(Saved entries)
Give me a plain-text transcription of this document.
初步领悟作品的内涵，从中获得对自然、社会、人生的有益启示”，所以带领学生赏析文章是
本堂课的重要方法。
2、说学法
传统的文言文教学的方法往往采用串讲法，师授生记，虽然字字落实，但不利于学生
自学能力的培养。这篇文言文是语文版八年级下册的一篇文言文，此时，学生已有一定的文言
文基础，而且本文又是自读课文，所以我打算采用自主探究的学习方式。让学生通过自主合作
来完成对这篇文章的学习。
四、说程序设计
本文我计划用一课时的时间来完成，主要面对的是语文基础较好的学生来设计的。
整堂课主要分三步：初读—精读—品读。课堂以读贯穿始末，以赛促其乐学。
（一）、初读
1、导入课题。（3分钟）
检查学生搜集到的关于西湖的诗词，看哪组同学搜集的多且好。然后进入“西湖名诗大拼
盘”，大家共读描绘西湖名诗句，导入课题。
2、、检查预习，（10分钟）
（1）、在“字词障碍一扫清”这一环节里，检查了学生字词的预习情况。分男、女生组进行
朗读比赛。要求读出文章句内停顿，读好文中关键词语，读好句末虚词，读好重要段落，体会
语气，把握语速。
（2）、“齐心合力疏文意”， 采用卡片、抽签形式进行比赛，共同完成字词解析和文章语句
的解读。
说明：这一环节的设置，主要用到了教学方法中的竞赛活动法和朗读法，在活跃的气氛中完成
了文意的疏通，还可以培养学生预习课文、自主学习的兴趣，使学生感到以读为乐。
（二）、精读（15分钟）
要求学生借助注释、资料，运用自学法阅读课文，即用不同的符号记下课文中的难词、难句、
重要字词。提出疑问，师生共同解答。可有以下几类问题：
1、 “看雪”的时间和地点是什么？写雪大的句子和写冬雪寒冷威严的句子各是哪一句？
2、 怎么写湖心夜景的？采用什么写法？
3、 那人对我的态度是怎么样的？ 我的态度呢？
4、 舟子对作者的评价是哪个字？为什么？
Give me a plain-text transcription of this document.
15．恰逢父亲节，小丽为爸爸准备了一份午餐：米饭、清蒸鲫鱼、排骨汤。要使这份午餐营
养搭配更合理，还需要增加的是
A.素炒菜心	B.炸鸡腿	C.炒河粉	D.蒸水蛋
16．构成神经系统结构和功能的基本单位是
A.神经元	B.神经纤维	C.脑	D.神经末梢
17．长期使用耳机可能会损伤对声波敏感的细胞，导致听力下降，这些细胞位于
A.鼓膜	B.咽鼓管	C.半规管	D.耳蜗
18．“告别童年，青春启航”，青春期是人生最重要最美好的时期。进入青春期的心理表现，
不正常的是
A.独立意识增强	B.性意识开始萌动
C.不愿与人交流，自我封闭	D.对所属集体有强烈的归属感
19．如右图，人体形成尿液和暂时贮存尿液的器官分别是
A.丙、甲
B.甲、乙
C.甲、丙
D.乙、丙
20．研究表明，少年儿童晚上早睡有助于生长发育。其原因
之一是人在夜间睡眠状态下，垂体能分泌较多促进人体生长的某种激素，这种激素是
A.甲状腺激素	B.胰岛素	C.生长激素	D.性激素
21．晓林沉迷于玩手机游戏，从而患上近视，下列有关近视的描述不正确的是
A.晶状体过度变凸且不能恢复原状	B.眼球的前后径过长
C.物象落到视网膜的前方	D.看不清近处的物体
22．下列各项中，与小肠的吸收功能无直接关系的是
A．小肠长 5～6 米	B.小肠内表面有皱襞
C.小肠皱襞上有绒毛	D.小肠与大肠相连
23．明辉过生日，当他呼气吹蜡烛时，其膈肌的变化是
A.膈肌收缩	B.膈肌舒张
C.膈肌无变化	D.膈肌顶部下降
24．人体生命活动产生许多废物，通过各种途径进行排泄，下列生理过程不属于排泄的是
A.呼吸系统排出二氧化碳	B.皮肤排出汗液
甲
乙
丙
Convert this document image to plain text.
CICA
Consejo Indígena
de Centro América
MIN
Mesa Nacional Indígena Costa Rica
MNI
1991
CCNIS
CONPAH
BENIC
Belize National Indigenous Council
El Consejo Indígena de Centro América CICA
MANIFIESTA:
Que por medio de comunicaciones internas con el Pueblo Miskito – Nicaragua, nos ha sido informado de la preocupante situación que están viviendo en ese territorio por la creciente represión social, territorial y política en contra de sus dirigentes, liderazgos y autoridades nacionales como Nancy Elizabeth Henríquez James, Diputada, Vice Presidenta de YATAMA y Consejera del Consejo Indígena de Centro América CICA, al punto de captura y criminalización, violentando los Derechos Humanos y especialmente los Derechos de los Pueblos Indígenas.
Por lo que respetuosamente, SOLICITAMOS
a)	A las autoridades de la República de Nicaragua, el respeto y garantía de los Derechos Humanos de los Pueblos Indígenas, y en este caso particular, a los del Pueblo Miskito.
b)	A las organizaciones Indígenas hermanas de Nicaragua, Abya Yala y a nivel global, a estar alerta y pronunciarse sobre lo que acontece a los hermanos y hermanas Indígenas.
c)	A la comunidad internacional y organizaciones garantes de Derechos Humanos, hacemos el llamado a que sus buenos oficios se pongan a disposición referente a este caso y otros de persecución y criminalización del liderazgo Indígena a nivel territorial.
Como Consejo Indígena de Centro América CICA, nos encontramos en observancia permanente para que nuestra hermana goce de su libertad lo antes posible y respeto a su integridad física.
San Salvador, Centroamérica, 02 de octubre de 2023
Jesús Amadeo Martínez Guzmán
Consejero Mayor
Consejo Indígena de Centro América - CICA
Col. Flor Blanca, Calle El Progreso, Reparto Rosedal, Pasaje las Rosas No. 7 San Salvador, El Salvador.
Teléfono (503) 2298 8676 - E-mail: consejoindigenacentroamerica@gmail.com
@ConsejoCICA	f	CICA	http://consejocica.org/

Stated exercise =
Go through the listing above and report how many of its lines contain the word "este", with only the number as output.

Task solution =
2